* Qué hacer:
Actualiza el fragmento sobre Mario Sapag y vuelve a escribirlo desde "Las mil y una" hasta "de Raúl Alfonsín.", ambos incluidos, con "descabellada" cambiado por "disparatada".

* Fragmento del texto:

********************

El rumor se expandió tanto, que llevó a una respuesta lapidaria de Solans, resumida en la tapa de la revista Siete Días: “Mis máscaras no provocan cáncer, como cuenta él. Jamás le inyecté nada para hincharle los labios. Yo lo saqué del mostrador de Polémica en el bar. Era un cómico del montón hasta que me encontró a mí. Se quedó con mis pelucas”.
Las mil y una de Sapag creció demasiado rápido, y Mario Sapag con ella. Le fue tomando tanto el gustito a sentirse poderoso, como para aceptar una propuesta de la revista Libre a todas luces descabellada: disfrazarse de Dante Caputo, y burlar la custodia presidencial de Raúl Alfonsín.
A lo largo, a lo alto, y a lo ancho
“Estaba haciendo teatro con Guillermo Bredeston y Nora Cárpena, donde hacía imitaciones del presidente Alfonsín, del gobernador de La Rioja, Carlos Menem, y del canciller Caputo. Editorial Perfil me propuso intentar entrar en la residencia presidencial de Chapadmalal caracterizado como Caputo con el argumento de hacer divertir un poco al Presidente. La verdad es que me negué dos veces, pero acepté la tercera, me caractericé y fuimos. Pasamos las dos primeras guardias sin problemas, ni siquiera me pidieron credenciales, y en la segunda barrera hasta me saludaron con la venia militar. Pero un Teniente Coronel que era el jefe de la custodia me reconoció y me dijo: `Está bien, señor Sapag; sabemos que es usted porque el canciller Caputo está en Francia’‘’. Fue el 28 de diciembre de 1984, el Día de los inocentes.

********************

* Información proporcionada:
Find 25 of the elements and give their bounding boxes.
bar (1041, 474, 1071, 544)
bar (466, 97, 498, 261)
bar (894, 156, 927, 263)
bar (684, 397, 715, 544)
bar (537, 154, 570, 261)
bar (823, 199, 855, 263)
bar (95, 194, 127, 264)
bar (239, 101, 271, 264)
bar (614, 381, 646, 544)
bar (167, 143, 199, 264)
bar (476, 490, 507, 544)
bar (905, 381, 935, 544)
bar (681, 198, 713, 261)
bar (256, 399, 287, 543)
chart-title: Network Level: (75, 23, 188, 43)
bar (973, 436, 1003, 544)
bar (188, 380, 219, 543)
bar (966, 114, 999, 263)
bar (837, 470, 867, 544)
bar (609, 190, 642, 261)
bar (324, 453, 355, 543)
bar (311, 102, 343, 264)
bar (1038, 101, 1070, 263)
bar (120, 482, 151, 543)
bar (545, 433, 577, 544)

********************

* Tarea resuelta:
Las mil y una de Sapag creció demasiado rápido, y Mario Sapag con ella. Le fue tomando tanto el gustito a sentirse poderoso, como para aceptar una propuesta de la revista Libre a todas luces disparatada: disfrazarse de Dante Caputo, y burlar la custodia presidencial de Raúl Alfonsín.